▶ **TASK DIRECTIONS**
Which of the lines in the data mention the string "tienen"? List them all.

▶ **EXTRACTED RECORDS**
* * * * * * * * *
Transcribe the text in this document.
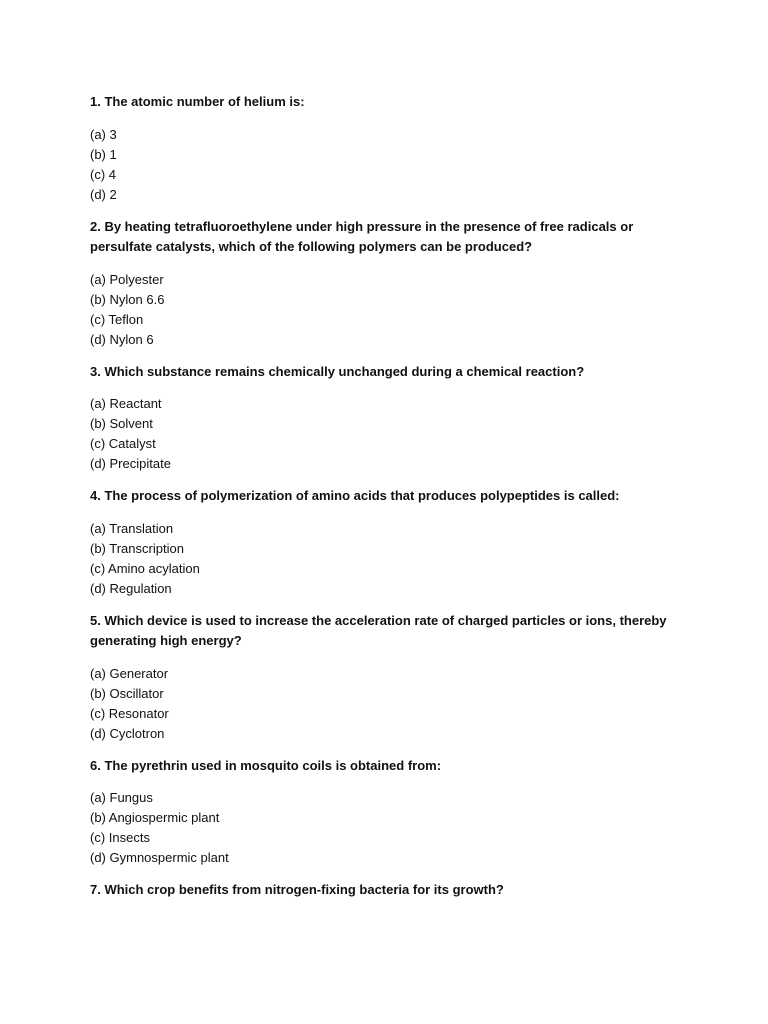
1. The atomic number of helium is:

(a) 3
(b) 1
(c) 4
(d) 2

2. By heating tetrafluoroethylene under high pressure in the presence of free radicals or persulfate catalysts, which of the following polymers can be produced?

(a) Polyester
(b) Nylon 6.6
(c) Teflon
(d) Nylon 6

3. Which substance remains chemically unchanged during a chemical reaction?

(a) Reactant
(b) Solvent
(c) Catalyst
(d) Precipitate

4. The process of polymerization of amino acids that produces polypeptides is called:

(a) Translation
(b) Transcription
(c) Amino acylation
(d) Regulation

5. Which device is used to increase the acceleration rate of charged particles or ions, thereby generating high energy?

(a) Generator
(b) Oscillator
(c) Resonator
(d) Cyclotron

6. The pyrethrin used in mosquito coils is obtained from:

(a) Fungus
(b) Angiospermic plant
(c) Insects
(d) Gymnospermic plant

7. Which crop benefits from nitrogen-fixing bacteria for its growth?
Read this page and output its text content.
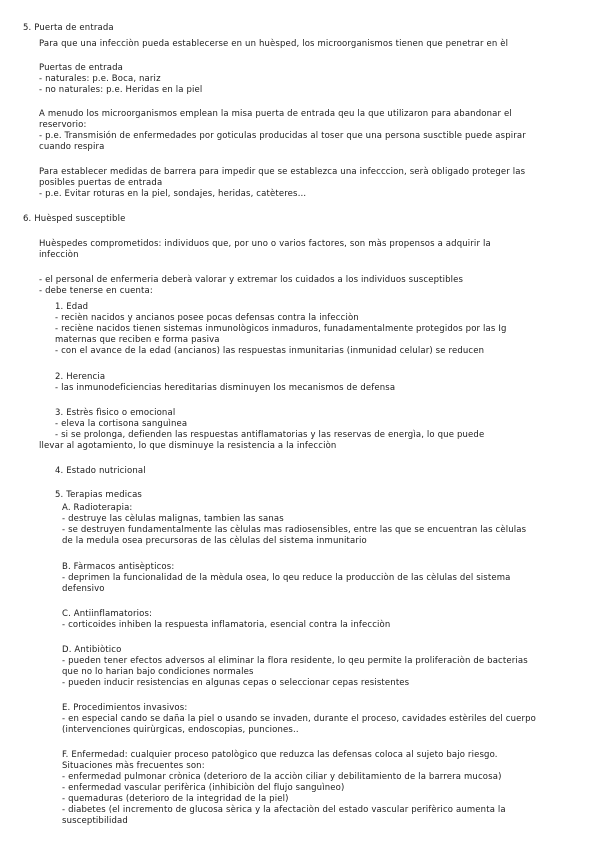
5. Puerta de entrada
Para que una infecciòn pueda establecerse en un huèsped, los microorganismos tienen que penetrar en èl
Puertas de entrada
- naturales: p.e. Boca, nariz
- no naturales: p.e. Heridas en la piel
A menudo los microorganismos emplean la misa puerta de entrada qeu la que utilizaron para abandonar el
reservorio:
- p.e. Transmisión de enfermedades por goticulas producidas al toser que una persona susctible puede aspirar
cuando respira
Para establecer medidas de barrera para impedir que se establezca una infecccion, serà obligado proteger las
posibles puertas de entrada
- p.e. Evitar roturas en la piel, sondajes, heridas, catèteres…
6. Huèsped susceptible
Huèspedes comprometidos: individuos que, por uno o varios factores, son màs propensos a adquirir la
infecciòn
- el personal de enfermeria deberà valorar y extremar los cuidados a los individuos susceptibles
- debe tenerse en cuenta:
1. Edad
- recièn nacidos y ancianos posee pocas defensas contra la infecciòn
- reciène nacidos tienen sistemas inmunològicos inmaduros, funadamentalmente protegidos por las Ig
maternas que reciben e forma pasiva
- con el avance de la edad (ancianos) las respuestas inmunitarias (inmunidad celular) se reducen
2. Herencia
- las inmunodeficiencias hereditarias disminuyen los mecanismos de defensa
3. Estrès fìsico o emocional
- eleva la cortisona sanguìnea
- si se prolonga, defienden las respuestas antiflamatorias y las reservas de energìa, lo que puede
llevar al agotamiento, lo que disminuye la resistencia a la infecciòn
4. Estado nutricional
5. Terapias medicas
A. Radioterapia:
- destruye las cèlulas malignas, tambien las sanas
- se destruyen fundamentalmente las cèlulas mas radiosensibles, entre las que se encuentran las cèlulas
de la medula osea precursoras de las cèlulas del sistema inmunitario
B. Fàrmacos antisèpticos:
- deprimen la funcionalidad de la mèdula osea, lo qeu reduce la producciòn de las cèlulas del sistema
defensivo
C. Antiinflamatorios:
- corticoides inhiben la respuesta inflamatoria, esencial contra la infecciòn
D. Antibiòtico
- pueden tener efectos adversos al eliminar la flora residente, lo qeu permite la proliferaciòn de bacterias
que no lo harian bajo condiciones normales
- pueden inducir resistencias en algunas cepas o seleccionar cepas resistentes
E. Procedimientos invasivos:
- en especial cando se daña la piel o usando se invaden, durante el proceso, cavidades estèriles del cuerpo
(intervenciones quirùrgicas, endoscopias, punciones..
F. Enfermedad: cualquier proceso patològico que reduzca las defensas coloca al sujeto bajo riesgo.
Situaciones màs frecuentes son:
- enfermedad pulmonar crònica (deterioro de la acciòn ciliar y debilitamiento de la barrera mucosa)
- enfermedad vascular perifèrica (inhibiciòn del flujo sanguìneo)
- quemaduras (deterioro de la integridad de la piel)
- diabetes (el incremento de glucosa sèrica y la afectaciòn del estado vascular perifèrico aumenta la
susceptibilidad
* * * * * * * * *
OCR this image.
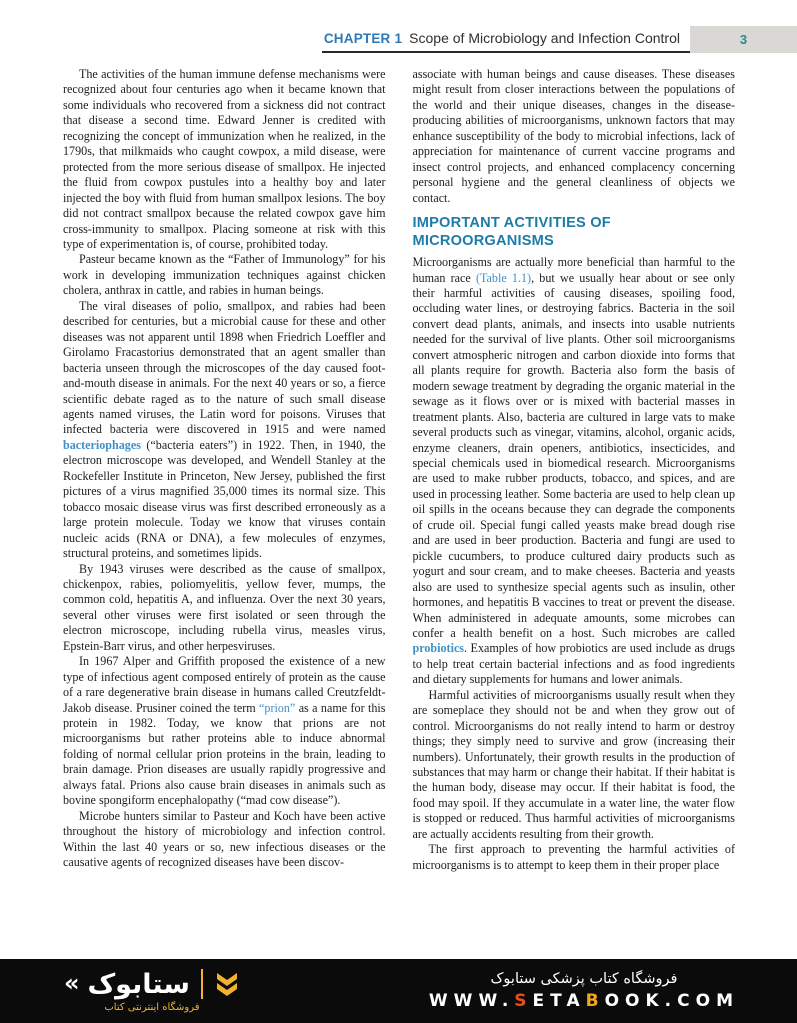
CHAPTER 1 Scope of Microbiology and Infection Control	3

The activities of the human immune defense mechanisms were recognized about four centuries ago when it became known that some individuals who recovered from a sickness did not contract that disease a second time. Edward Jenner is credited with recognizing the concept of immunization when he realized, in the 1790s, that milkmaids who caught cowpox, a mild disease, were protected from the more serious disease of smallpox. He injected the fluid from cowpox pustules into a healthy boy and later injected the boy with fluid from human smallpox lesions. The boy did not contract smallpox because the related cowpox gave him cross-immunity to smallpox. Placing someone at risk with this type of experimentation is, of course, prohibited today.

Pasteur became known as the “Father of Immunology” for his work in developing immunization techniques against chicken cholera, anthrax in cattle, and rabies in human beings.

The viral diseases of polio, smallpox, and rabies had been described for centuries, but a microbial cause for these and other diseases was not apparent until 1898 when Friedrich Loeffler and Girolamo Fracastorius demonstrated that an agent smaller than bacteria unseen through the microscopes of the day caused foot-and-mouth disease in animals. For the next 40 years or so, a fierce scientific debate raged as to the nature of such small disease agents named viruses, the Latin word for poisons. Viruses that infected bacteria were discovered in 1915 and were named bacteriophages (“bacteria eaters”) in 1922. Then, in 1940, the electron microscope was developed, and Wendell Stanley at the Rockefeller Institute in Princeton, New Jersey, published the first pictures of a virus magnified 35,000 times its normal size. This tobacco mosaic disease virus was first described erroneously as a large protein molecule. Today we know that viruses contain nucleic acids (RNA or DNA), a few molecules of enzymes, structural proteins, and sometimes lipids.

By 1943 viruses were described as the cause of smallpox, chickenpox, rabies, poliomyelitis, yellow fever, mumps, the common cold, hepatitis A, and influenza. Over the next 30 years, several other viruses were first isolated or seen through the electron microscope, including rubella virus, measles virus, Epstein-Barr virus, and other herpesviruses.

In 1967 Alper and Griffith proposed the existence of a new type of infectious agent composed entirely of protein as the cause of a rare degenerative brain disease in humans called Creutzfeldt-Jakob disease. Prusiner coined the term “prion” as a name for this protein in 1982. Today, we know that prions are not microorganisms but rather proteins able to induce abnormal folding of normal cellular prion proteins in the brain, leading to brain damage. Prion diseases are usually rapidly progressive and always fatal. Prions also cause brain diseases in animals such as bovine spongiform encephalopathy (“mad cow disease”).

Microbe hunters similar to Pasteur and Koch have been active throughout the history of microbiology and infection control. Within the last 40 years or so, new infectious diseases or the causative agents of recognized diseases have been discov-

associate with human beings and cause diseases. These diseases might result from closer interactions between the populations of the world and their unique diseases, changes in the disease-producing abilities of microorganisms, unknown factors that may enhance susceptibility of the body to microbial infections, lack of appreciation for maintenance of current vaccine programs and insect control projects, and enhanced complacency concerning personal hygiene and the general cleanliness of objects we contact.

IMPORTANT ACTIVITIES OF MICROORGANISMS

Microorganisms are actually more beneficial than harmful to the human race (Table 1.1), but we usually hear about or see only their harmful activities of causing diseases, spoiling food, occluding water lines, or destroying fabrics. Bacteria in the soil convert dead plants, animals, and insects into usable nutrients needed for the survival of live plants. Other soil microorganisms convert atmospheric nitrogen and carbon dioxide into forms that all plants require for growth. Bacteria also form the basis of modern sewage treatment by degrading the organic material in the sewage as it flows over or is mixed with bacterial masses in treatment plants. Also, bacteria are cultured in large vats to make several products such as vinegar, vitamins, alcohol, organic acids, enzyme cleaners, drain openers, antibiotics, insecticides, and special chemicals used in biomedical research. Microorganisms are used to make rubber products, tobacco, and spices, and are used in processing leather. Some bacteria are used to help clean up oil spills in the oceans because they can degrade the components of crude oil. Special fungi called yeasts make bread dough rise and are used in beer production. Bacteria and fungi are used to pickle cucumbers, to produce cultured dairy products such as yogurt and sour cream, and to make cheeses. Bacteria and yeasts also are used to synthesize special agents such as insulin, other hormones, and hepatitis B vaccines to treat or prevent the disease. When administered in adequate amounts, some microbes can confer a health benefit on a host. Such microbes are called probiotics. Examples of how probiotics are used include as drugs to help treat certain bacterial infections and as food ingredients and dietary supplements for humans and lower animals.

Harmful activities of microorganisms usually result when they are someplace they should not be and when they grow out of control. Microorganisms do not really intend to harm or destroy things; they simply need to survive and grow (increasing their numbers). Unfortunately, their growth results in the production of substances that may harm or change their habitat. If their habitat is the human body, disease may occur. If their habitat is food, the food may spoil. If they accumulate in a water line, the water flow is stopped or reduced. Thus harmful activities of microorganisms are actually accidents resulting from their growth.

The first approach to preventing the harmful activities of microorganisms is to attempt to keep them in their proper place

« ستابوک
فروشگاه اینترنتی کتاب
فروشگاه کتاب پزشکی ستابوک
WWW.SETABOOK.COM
* * * * * * * * *
▶ **REPLY**
Para que una infecciòn pueda establecerse en un huèsped, los microorganismos tienen que penetrar en èl
- reciène nacidos tienen sistemas inmunològicos inmaduros, funadamentalmente protegidos por las Ig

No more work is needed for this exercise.